Task: Pictures stay out of the copy; restate everything else in the material exactly.

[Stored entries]

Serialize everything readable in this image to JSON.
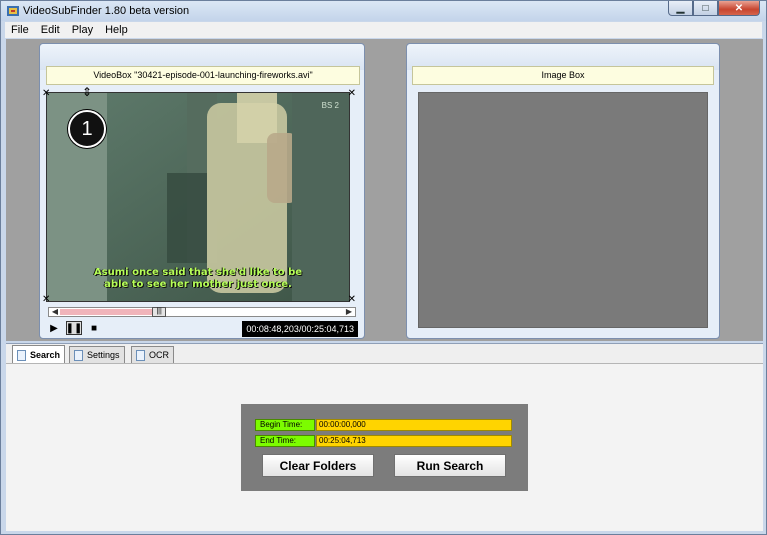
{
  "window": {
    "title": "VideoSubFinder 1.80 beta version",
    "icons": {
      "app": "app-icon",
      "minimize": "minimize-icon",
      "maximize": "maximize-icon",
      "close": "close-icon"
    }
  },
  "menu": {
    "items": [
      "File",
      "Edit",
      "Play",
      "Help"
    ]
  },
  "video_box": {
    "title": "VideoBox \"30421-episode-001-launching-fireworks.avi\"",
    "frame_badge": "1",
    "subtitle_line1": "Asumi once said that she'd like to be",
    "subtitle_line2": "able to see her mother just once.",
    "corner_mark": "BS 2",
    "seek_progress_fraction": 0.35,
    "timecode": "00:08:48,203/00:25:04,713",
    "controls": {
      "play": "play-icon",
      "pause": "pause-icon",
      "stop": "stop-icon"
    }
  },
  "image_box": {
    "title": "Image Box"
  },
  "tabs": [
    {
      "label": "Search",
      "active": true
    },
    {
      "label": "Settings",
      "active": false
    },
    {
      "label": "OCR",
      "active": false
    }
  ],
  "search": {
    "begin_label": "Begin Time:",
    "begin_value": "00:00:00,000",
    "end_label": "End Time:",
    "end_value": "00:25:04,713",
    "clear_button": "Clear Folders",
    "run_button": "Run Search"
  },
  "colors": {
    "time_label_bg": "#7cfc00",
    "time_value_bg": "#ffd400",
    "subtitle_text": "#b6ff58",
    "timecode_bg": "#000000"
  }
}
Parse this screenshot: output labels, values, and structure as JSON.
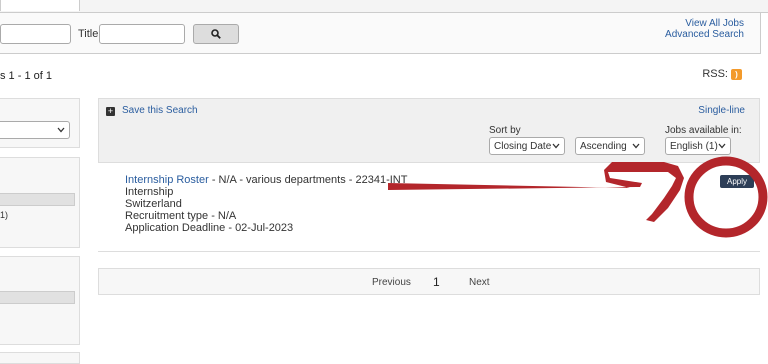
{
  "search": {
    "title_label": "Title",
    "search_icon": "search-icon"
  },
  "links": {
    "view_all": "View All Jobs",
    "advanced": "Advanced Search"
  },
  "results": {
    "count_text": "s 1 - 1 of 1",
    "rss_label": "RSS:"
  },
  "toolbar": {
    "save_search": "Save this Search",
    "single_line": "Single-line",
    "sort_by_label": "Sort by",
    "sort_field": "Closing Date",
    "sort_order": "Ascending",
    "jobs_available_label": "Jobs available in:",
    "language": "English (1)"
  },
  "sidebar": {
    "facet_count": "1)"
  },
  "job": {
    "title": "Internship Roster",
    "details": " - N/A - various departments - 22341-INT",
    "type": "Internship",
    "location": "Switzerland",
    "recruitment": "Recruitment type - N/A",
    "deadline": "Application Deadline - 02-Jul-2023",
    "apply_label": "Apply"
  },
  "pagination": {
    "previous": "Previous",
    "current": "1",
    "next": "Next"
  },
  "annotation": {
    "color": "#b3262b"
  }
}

Worked answer:
Serialize everything readable in this image to JSON.
{
  "window": {
    "title": "VideoSubFinder 1.80 beta version",
    "icons": {
      "app": "app-icon",
      "minimize": "minimize-icon",
      "maximize": "maximize-icon",
      "close": "close-icon"
    }
  },
  "menu": {
    "items": [
      "File",
      "Edit",
      "Play",
      "Help"
    ]
  },
  "video_box": {
    "title": "VideoBox \"30421-episode-001-launching-fireworks.avi\"",
    "frame_badge": "1",
    "subtitle_line1": "Asumi once said that she'd like to be",
    "subtitle_line2": "able to see her mother just once.",
    "corner_mark": "BS 2",
    "seek_progress_fraction": 0.35,
    "timecode": "00:08:48,203/00:25:04,713",
    "controls": {
      "play": "play-icon",
      "pause": "pause-icon",
      "stop": "stop-icon"
    }
  },
  "image_box": {
    "title": "Image Box"
  },
  "tabs": [
    {
      "label": "Search",
      "active": true
    },
    {
      "label": "Settings",
      "active": false
    },
    {
      "label": "OCR",
      "active": false
    }
  ],
  "search": {
    "begin_label": "Begin Time:",
    "begin_value": "00:00:00,000",
    "end_label": "End Time:",
    "end_value": "00:25:04,713",
    "clear_button": "Clear Folders",
    "run_button": "Run Search"
  },
  "colors": {
    "time_label_bg": "#7cfc00",
    "time_value_bg": "#ffd400",
    "subtitle_text": "#b6ff58",
    "timecode_bg": "#000000"
  }
}
Parse this screenshot: output labels, values, and structure as JSON.
{
  "search": {
    "title_label": "Title",
    "search_icon": "search-icon"
  },
  "links": {
    "view_all": "View All Jobs",
    "advanced": "Advanced Search"
  },
  "results": {
    "count_text": "s 1 - 1 of 1",
    "rss_label": "RSS:"
  },
  "toolbar": {
    "save_search": "Save this Search",
    "single_line": "Single-line",
    "sort_by_label": "Sort by",
    "sort_field": "Closing Date",
    "sort_order": "Ascending",
    "jobs_available_label": "Jobs available in:",
    "language": "English (1)"
  },
  "sidebar": {
    "facet_count": "1)"
  },
  "job": {
    "title": "Internship Roster",
    "details": " - N/A - various departments - 22341-INT",
    "type": "Internship",
    "location": "Switzerland",
    "recruitment": "Recruitment type - N/A",
    "deadline": "Application Deadline - 02-Jul-2023",
    "apply_label": "Apply"
  },
  "pagination": {
    "previous": "Previous",
    "current": "1",
    "next": "Next"
  },
  "annotation": {
    "color": "#b3262b"
  }
}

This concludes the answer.